*Objective:* Show all lines holding "uncertain".

Figure collection entries
◆ ◆ ◆ ◆

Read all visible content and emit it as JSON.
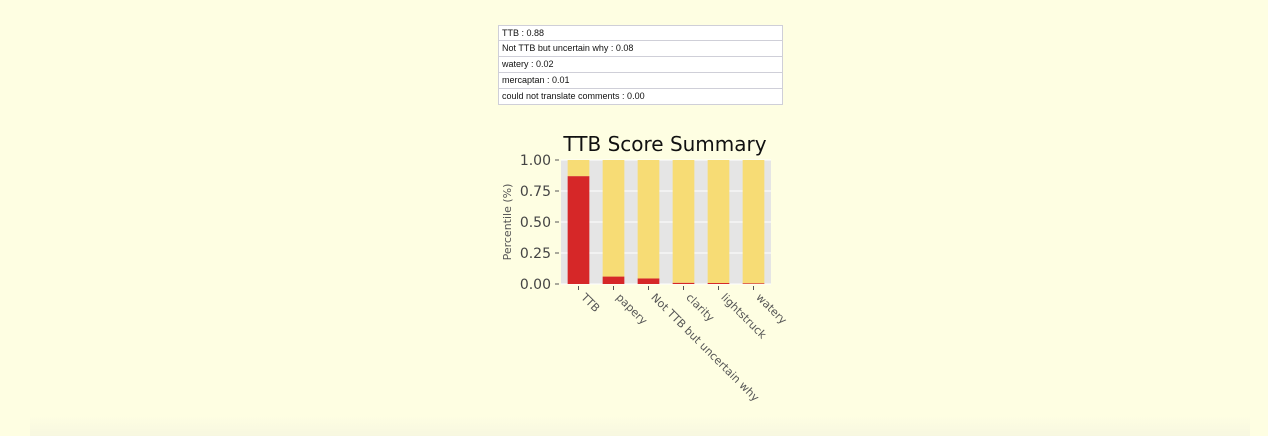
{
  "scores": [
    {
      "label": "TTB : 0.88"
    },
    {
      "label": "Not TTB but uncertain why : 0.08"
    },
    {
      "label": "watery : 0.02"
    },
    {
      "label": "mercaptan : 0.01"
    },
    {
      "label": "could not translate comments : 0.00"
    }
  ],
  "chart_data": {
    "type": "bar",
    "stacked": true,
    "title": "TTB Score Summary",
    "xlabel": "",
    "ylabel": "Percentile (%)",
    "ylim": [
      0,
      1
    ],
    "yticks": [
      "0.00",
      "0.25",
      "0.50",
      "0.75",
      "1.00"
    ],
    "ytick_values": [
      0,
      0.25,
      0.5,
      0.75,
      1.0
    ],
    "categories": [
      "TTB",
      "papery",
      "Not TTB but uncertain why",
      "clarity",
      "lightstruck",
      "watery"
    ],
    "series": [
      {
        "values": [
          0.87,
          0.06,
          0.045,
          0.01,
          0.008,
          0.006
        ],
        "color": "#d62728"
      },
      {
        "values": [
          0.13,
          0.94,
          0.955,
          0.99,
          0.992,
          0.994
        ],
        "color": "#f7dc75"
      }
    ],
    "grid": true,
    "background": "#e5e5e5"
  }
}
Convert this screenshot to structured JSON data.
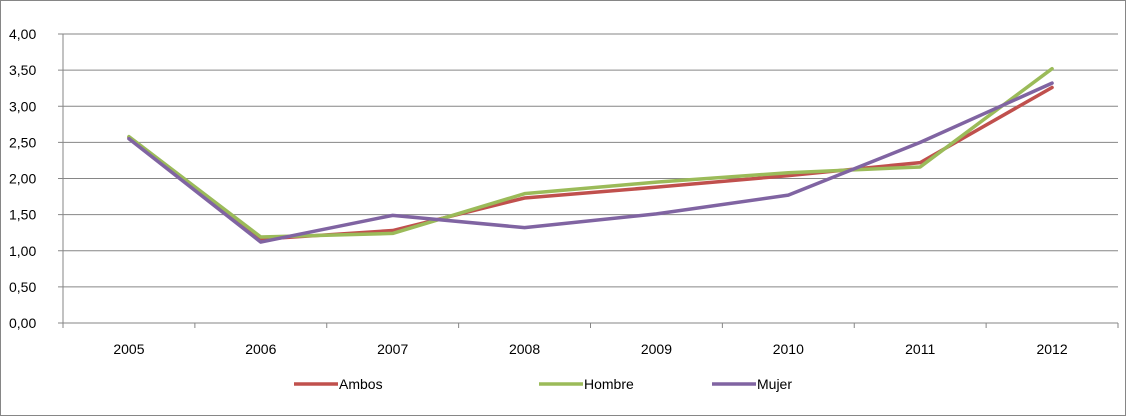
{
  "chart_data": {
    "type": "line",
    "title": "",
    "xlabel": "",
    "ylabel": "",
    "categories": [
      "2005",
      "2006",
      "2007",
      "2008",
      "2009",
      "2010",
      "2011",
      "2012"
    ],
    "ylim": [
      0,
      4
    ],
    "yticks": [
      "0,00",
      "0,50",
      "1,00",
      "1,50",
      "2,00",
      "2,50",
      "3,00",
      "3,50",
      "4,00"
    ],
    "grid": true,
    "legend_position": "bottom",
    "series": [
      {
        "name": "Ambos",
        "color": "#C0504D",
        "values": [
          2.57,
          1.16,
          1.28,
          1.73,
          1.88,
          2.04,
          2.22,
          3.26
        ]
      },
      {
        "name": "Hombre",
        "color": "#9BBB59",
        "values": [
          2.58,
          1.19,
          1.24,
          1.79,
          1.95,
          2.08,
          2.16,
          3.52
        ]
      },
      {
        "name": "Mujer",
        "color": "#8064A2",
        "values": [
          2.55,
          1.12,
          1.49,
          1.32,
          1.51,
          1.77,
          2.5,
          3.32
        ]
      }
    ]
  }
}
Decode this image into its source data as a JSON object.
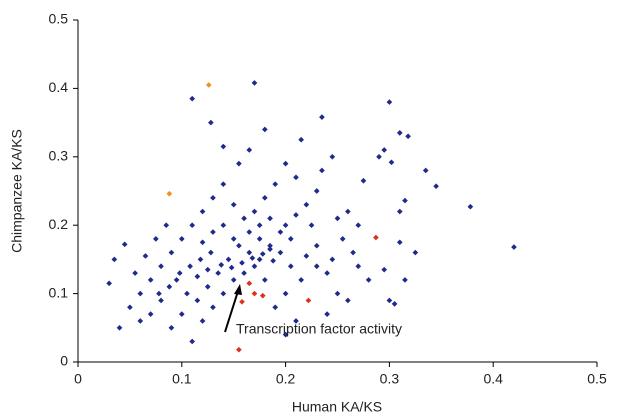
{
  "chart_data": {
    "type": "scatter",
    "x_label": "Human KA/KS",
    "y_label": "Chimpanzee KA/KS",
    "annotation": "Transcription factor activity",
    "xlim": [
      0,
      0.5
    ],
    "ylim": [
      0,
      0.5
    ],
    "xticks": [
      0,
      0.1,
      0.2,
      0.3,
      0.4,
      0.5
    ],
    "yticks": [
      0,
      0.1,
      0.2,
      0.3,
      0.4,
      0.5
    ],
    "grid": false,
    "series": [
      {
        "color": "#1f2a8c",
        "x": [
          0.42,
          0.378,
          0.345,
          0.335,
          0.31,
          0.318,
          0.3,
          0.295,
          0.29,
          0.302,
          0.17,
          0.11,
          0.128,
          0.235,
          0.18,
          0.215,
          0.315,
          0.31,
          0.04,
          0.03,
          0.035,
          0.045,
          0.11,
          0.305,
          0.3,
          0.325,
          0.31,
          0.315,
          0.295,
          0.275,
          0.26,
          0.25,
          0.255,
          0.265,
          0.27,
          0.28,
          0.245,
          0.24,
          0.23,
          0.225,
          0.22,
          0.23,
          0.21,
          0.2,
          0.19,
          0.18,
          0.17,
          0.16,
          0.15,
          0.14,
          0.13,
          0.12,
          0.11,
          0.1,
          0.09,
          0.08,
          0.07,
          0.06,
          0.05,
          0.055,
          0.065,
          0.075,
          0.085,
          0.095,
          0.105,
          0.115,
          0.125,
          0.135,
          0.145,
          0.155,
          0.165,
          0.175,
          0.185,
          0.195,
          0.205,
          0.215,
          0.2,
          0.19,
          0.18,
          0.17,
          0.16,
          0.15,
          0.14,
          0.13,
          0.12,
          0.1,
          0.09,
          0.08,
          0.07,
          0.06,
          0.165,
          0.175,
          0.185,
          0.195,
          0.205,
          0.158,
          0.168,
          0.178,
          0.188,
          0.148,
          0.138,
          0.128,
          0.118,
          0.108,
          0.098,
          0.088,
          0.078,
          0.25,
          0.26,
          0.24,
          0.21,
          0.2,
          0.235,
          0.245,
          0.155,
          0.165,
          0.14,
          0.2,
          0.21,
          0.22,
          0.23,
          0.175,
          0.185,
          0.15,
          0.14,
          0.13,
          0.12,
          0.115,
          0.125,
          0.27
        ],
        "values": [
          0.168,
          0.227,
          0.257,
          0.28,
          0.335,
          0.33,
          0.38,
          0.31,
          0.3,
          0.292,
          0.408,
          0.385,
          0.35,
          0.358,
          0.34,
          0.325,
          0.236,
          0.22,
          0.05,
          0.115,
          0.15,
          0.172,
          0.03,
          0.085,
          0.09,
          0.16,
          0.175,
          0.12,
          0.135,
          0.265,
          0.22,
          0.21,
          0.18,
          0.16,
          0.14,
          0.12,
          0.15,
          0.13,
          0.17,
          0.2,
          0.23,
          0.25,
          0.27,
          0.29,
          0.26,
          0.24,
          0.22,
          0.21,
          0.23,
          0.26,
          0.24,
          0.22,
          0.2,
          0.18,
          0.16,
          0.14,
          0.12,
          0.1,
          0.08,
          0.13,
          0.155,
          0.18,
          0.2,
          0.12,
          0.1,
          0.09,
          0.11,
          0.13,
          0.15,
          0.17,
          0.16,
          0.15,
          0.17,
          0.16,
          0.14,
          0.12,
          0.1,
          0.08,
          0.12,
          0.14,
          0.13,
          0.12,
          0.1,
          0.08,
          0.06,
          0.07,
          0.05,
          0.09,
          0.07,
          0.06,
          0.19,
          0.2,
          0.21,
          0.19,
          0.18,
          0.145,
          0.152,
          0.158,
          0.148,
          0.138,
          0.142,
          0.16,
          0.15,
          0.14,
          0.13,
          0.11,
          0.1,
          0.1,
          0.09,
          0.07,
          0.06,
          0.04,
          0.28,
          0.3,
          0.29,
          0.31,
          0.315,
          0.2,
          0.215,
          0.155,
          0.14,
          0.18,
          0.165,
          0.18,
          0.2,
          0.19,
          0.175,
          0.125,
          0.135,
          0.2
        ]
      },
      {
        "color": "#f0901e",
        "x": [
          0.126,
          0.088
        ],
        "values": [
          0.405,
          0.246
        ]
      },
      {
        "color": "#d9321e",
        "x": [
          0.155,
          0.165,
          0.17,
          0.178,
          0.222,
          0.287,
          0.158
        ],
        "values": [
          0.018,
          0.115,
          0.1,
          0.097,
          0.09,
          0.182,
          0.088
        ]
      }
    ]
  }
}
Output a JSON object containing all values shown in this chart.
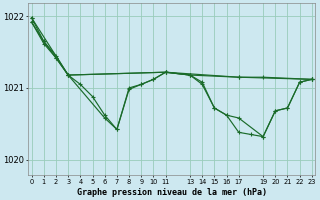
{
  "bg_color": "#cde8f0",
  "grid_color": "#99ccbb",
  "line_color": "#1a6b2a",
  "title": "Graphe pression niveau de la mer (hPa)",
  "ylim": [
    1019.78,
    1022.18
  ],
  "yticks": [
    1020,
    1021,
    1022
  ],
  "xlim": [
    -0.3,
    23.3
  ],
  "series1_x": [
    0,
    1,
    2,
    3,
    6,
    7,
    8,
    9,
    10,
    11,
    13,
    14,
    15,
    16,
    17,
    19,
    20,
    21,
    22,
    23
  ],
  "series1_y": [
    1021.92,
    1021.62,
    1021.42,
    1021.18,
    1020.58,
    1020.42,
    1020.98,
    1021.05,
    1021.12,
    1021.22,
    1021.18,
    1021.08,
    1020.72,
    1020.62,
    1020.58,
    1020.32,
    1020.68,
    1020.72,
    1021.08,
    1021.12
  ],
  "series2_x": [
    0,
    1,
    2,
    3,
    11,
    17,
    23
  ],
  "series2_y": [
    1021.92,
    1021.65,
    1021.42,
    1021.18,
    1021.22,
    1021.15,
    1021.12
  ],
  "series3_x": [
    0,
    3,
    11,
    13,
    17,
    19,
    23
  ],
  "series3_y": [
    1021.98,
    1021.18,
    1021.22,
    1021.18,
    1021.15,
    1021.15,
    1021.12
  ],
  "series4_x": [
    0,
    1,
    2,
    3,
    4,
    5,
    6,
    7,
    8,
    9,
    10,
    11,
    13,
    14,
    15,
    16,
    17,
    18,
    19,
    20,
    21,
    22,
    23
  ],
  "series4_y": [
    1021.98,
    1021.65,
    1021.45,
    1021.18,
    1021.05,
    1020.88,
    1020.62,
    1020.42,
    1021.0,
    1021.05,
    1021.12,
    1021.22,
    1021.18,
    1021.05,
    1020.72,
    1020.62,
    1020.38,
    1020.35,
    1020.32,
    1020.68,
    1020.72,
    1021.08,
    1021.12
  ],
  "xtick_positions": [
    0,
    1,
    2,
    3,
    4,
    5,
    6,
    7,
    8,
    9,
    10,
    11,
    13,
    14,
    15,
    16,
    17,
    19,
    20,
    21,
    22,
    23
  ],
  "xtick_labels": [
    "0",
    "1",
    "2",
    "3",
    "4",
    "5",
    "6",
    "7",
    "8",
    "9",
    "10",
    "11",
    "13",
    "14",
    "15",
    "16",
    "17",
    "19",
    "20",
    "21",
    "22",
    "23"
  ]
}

◆ ◆ ◆ ◆

*Output for this exercise:*
      "label": "Not TTB but uncertain why : 0.08"
      "Not TTB but uncertain why",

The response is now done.